** Begin Source records **

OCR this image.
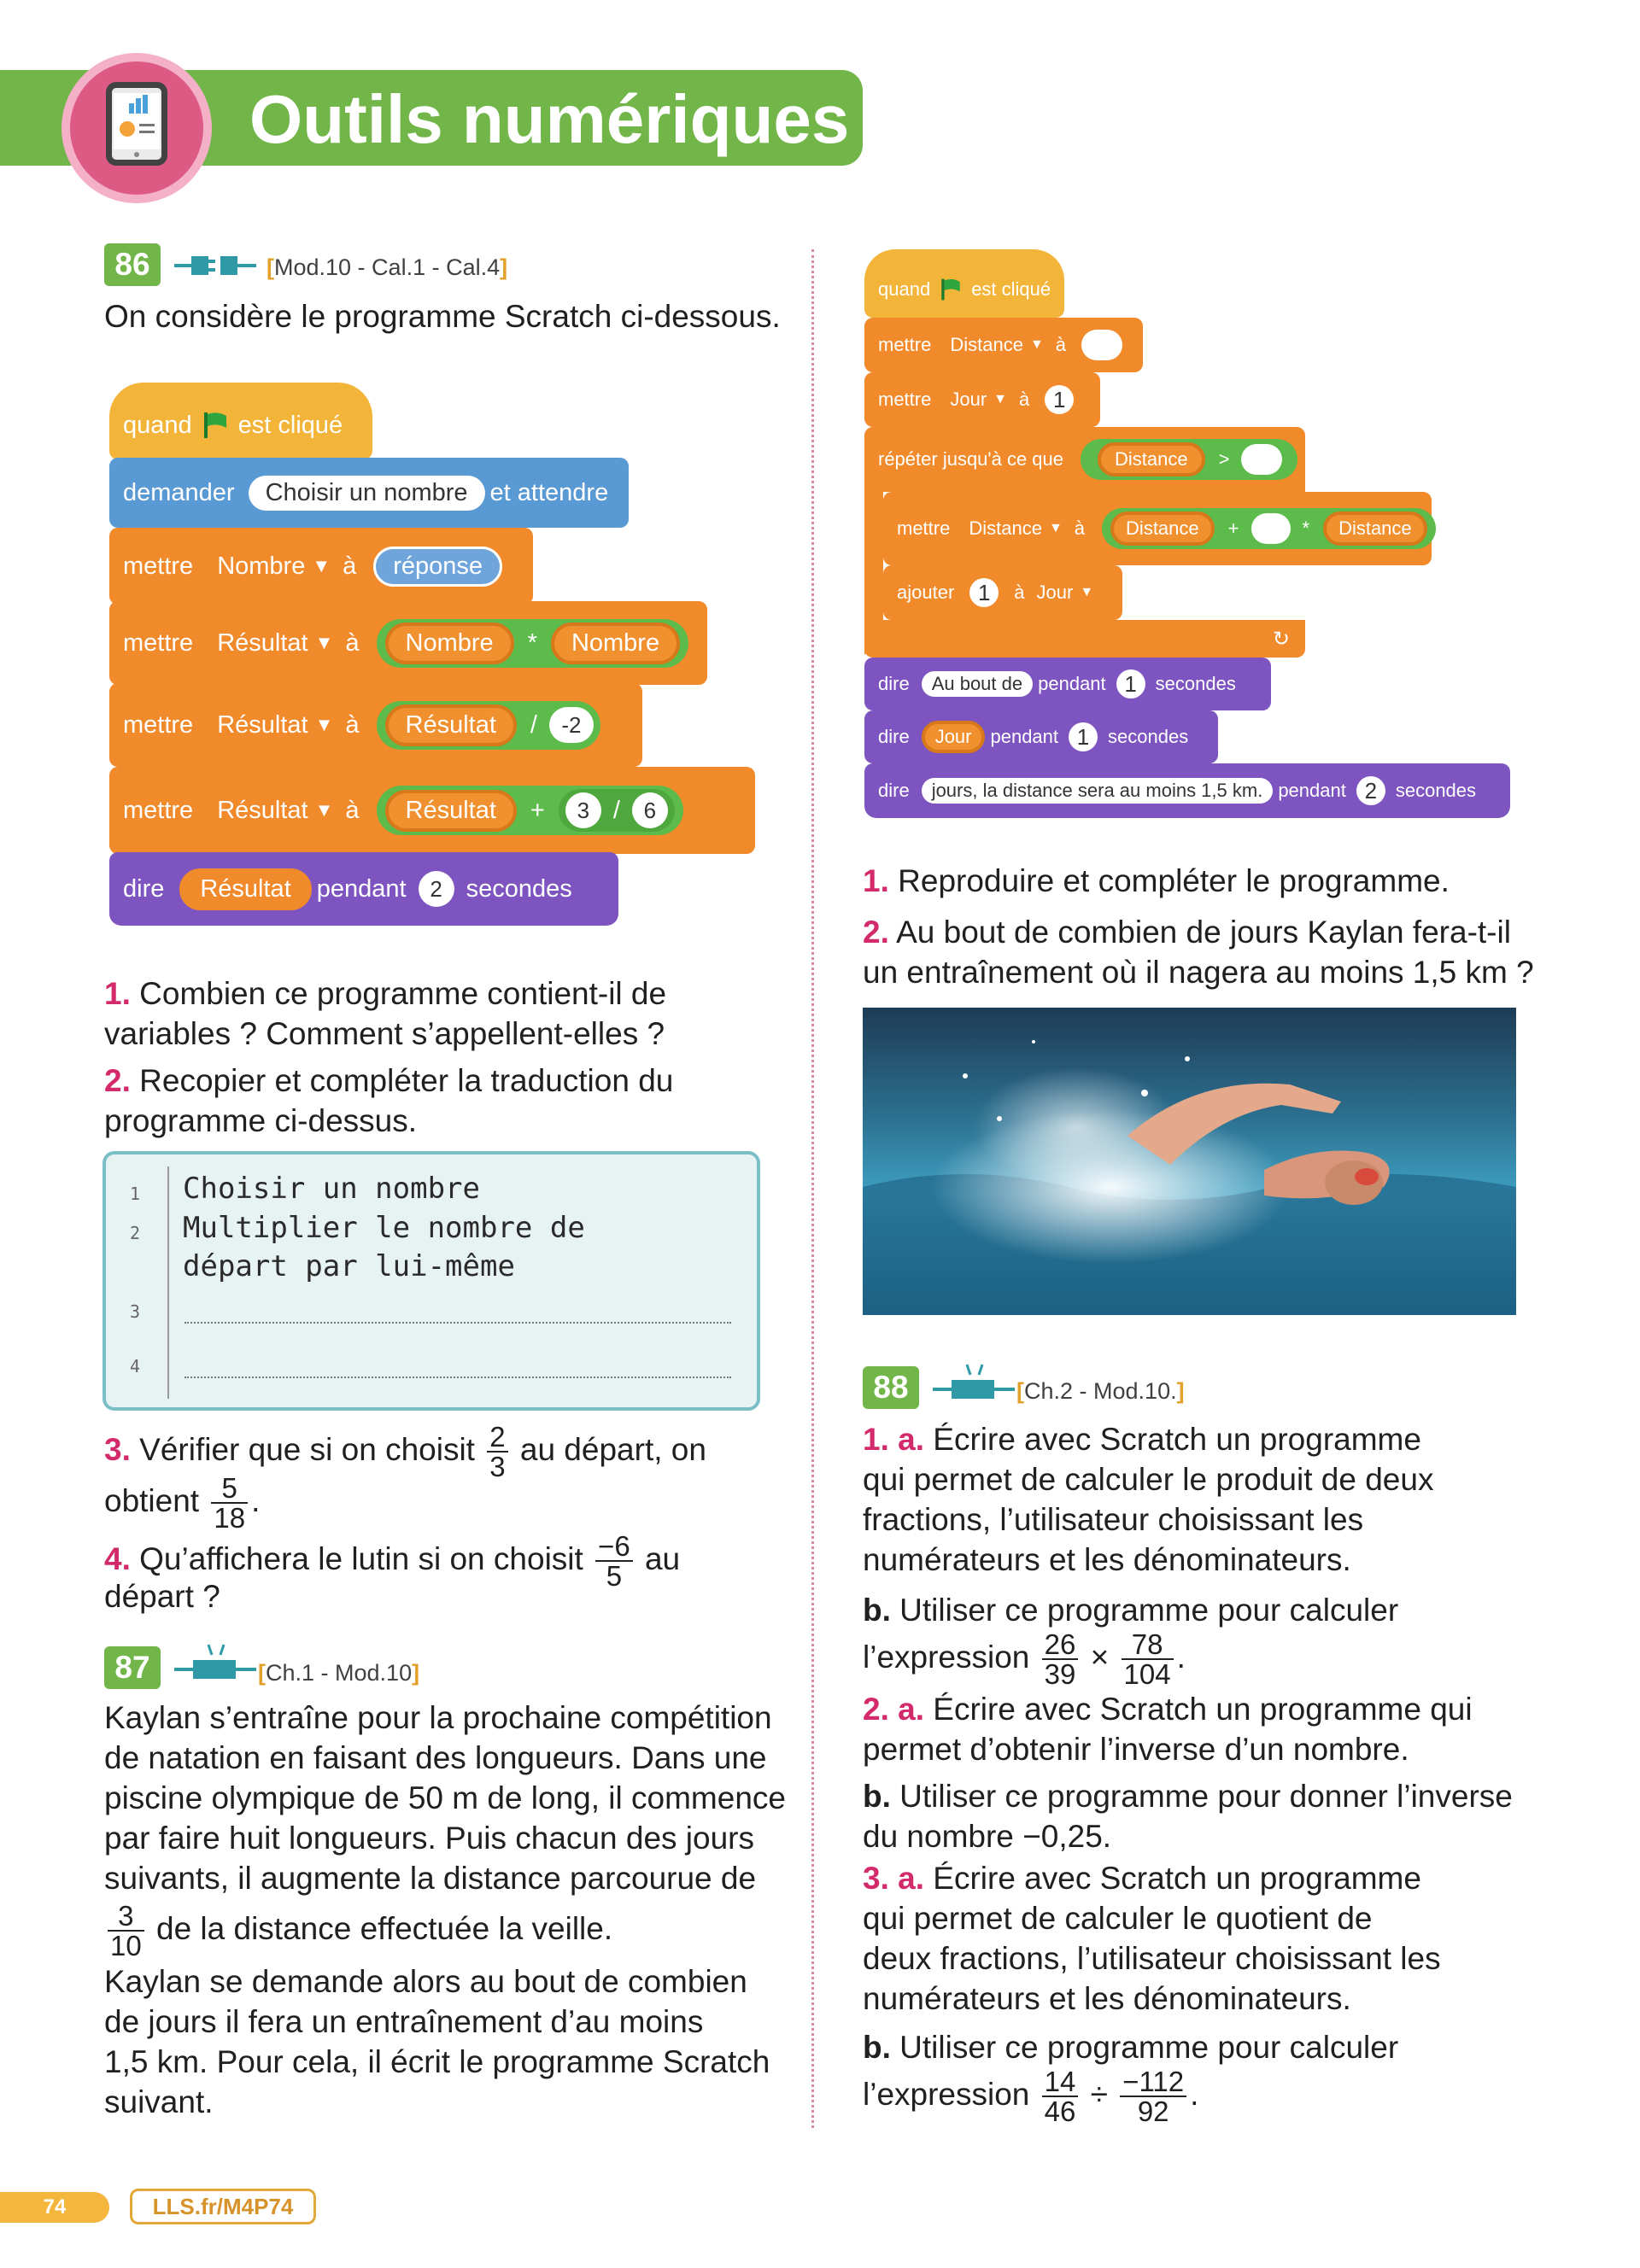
Outils numériques
86	[Mod.10 - Cal.1 - Cal.4]
On considère le programme Scratch ci-dessous.
quand est cliqué
demander	Choisir un nombre et attendre
mettre Nombre ▼ à	réponse
mettre Résultat ▼ à	Nombre	*	Nombre
mettre Résultat ▼ à	Résultat	/	-2
mettre Résultat ▼ à	Résultat	+	3 /	6
dire	Résultat	pendant	2 secondes
1. Combien ce programme contient-il de variables ? Comment s’appellent-elles ?
2. Recopier et compléter la traduction du programme ci-dessus.
1 Choisir un nombre
2 Multiplier le nombre de
départ par lui-même
3
4
3. Vérifier que si on choisit $\frac{2}{3}$ au départ, on
obtient $\frac{5}{18}$ .
4. Qu’affichera le lutin si on choisit $\frac{-6}{5}$ au
départ ?
87	[Ch.1 - Mod.10]
Kaylan s’entraîne pour la prochaine compétition
de natation en faisant des longueurs. Dans une
piscine olympique de 50 m de long, il commence
par faire huit longueurs. Puis chacun des jours
suivants, il augmente la distance parcourue de
$\frac{3}{10}$ de la distance effectuée la veille.
Kaylan se demande alors au bout de combien
de jours il fera un entraînement d’au moins
1,5 km. Pour cela, il écrit le programme Scratch
suivant.
quand est cliqué
mettre Distance ▼ à
mettre Jour ▼ à	1
répéter jusqu'à ce que	Distance	>
mettre Distance ▼ à	Distance	+	*	Distance
ajouter	1	à Jour ▼
↻
dire	Au bout de pendant 1 secondes
dire	Jour	pendant 1 secondes
dire	jours, la distance sera au moins 1,5 km. pendant 2 secondes
1. Reproduire et compléter le programme.
2. Au bout de combien de jours Kaylan fera-t-il
un entraînement où il nagera au moins 1,5 km ?
88	[Ch.2 - Mod.10.]
1. a. Écrire avec Scratch un programme
qui permet de calculer le produit de deux
fractions, l’utilisateur choisissant les
numérateurs et les dénominateurs.
b. Utiliser ce programme pour calculer
l’expression $\frac{26}{39} \times \frac{78}{104}$ .
2. a. Écrire avec Scratch un programme qui
permet d’obtenir l’inverse d’un nombre.
b. Utiliser ce programme pour donner l’inverse
du nombre −0,25.
3. a. Écrire avec Scratch un programme
qui permet de calculer le quotient de
deux fractions, l’utilisateur choisissant les
numérateurs et les dénominateurs.
b. Utiliser ce programme pour calculer
l’expression $\frac{14}{46} \div \frac{-112}{92}$ .
74	LLS.fr/M4P74
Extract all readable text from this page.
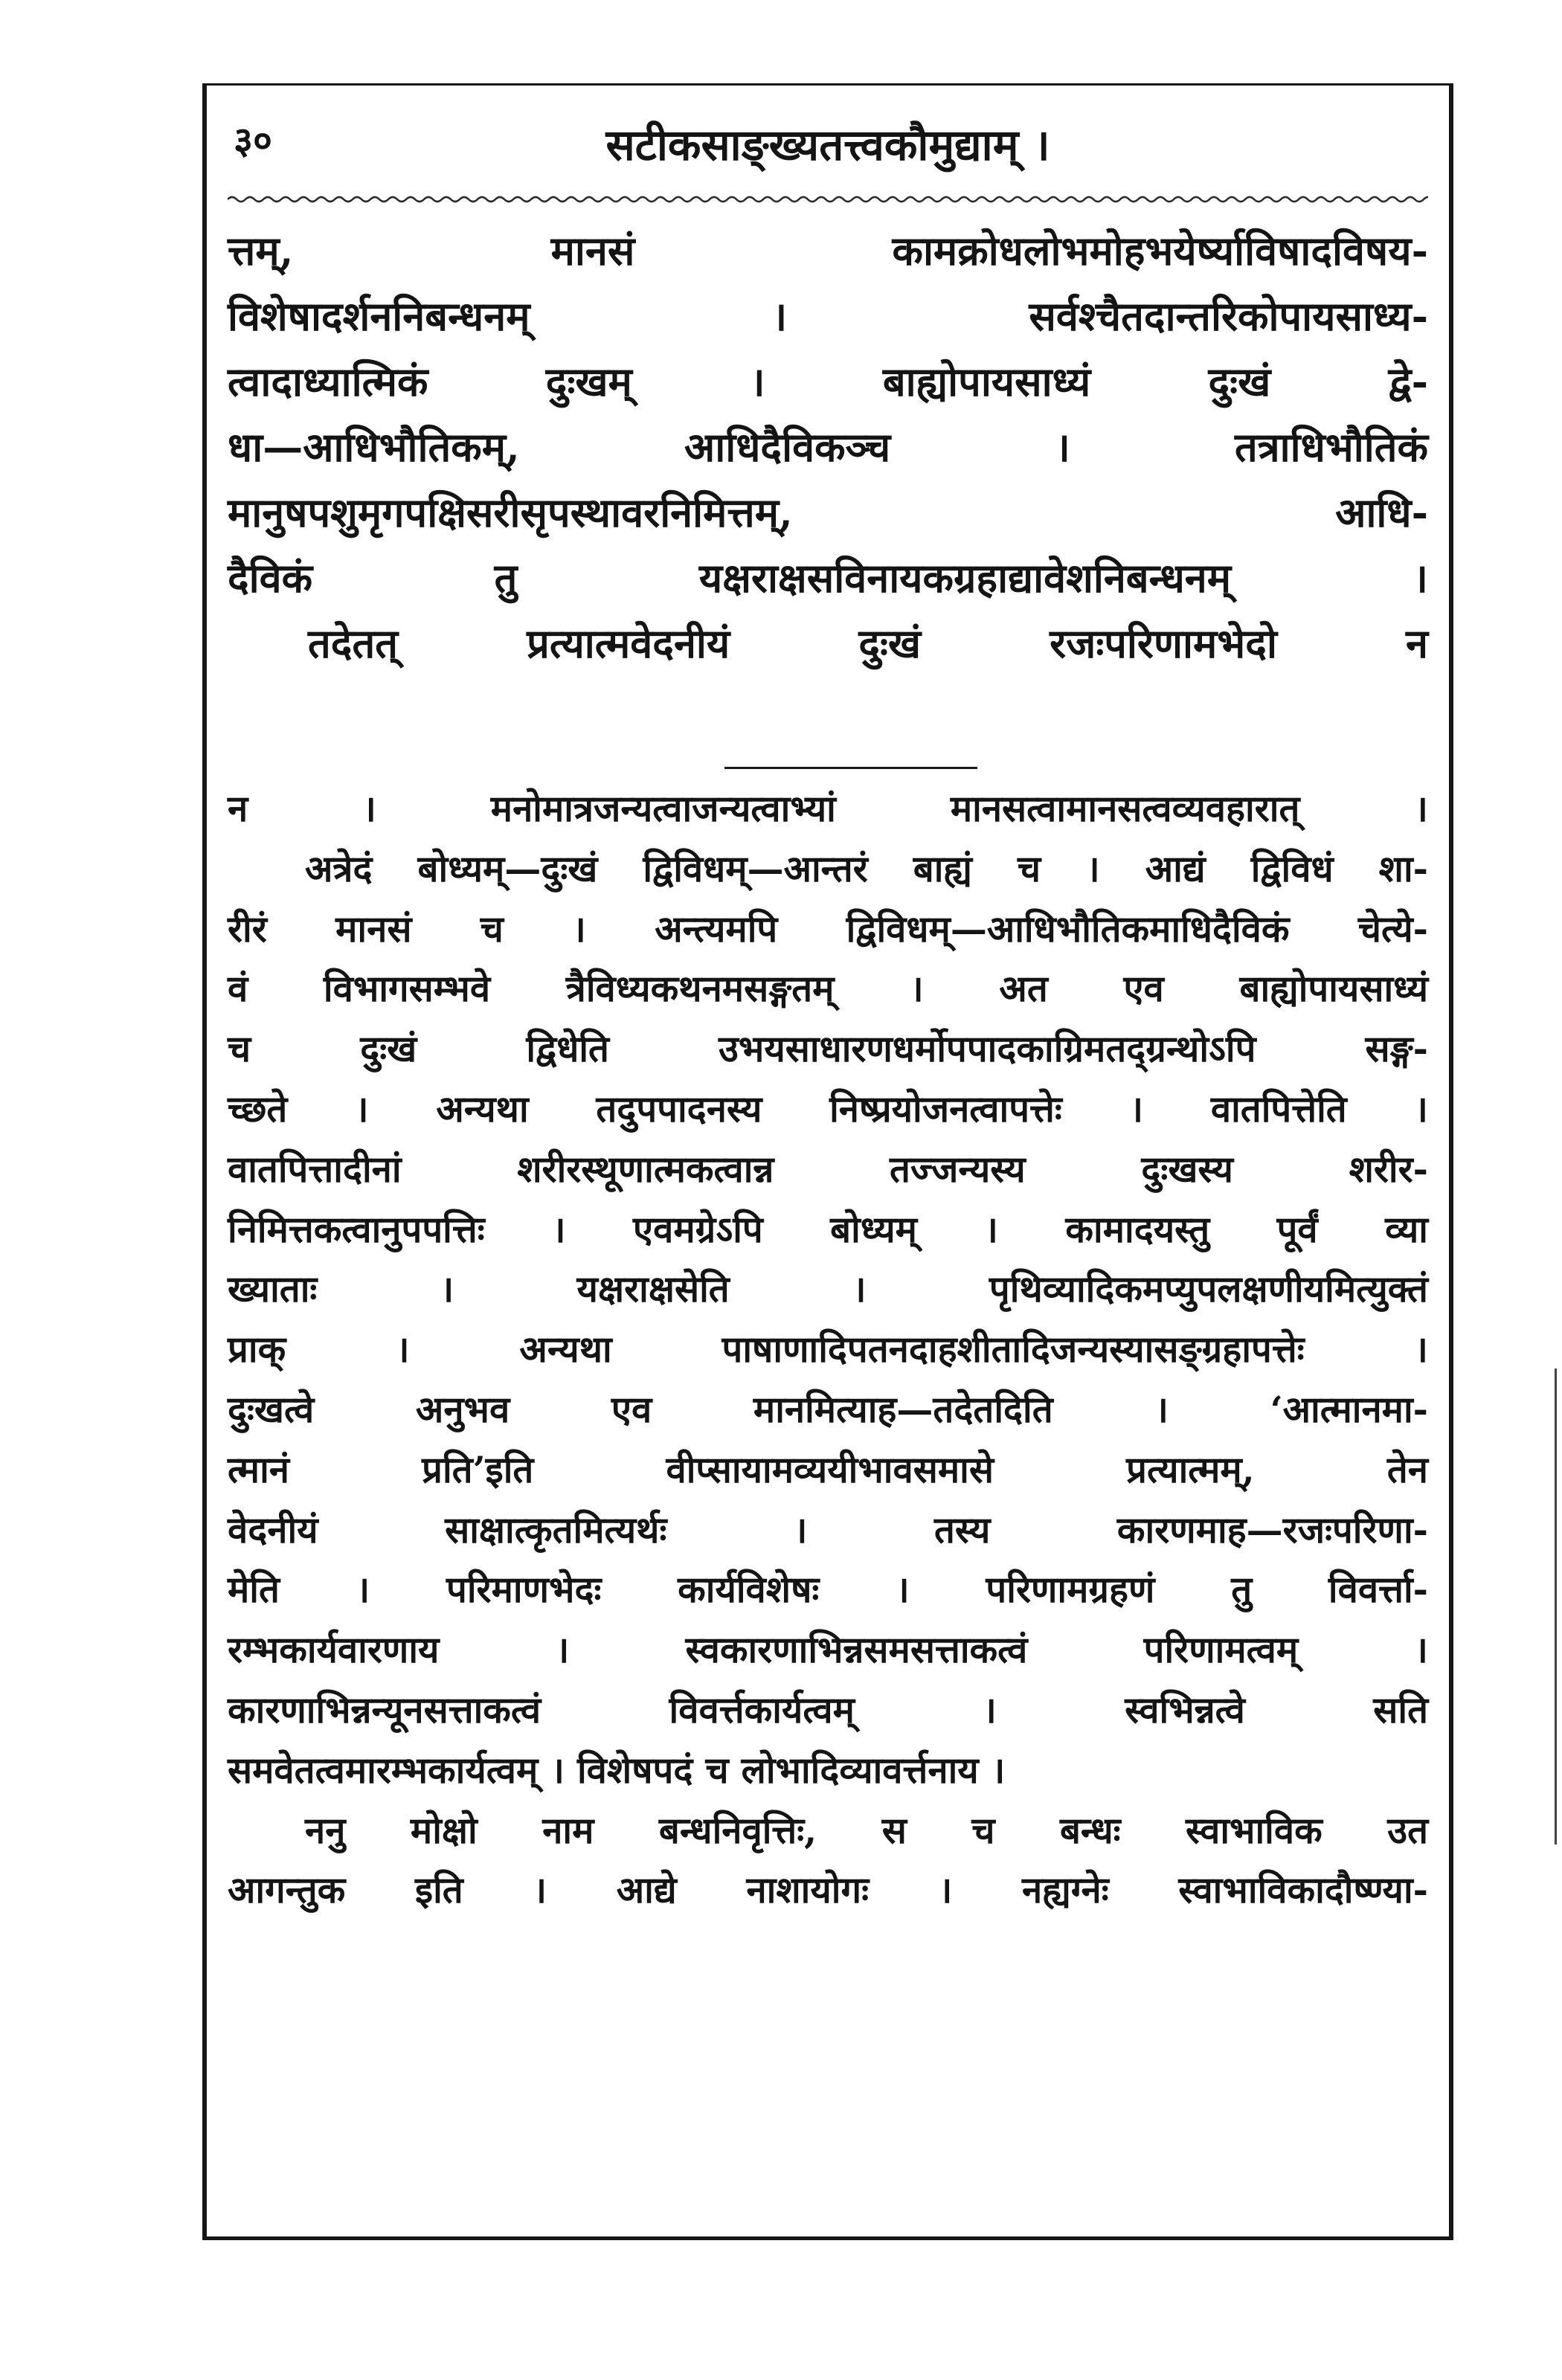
३०	सटीकसाङ्ख्यतत्त्वकौमुद्याम् ।
त्तम्, मानसं कामक्रोधलोभमोहभयेर्ष्याविषादविषय-
विशेषादर्शननिबन्धनम् । सर्वश्चैतदान्तरिकोपायसाध्य-
त्वादाध्यात्मिकं दुःखम् । बाह्योपायसाध्यं दुःखं द्वे-
धा—आधिभौतिकम्, आधिदैविकञ्च । तत्राधिभौतिकं
मानुषपशुमृगपक्षिसरीसृपस्थावरनिमित्तम्, आधि-
दैविकं तु यक्षराक्षसविनायकग्रहाद्यावेशनिबन्धनम् ।
तदेतत् प्रत्यात्मवेदनीयं दुःखं रजःपरिणामभेदो न
न । मनोमात्रजन्यत्वाजन्यत्वाभ्यां मानसत्वामानसत्वव्यवहारात् ।
अत्रेदं बोध्यम्—दुःखं द्विविधम्—आन्तरं बाह्यं च । आद्यं द्विविधं शा-
रीरं मानसं च । अन्त्यमपि द्विविधम्—आधिभौतिकमाधिदैविकं चेत्ये-
वं विभागसम्भवे त्रैविध्यकथनमसङ्गतम् । अत एव बाह्योपायसाध्यं
च दुःखं द्विधेति उभयसाधारणधर्मोपपादकाग्रिमतद्ग्रन्थोऽपि सङ्ग-
च्छते । अन्यथा तदुपपादनस्य निष्प्रयोजनत्वापत्तेः । वातपित्तेति ।
वातपित्तादीनां शरीरस्थूणात्मकत्वान्न तज्जन्यस्य दुःखस्य शरीर-
निमित्तकत्वानुपपत्तिः । एवमग्रेऽपि बोध्यम् । कामादयस्तु पूर्वं व्या
ख्याताः । यक्षराक्षसेति । पृथिव्यादिकमप्युपलक्षणीयमित्युक्तं
प्राक् । अन्यथा पाषाणादिपतनदाहशीतादिजन्यस्यासङ्ग्रहापत्तेः ।
दुःखत्वे अनुभव एव मानमित्याह—तदेतदिति । ‘आत्मानमा-
त्मानं प्रति’इति वीप्सायामव्ययीभावसमासे प्रत्यात्मम्, तेन
वेदनीयं साक्षात्कृतमित्यर्थः । तस्य कारणमाह—रजःपरिणा-
मेति । परिमाणभेदः कार्यविशेषः । परिणामग्रहणं तु विवर्त्ता-
रम्भकार्यवारणाय । स्वकारणाभिन्नसमसत्ताकत्वं परिणामत्वम् ।
कारणाभिन्नन्यूनसत्ताकत्वं विवर्त्तकार्यत्वम् । स्वभिन्नत्वे सति
समवेतत्वमारम्भकार्यत्वम् । विशेषपदं च लोभादिव्यावर्त्तनाय ।
ननु मोक्षो नाम बन्धनिवृत्तिः, स च बन्धः स्वाभाविक उत
आगन्तुक इति । आद्ये नाशायोगः । नह्यग्नेः स्वाभाविकादौष्ण्या-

** End Source records **

◆ Work to be completed ◆
Tally the lines of the records holding the word "Scratch", then give only the resulting number.

◆ Correct result ◆
5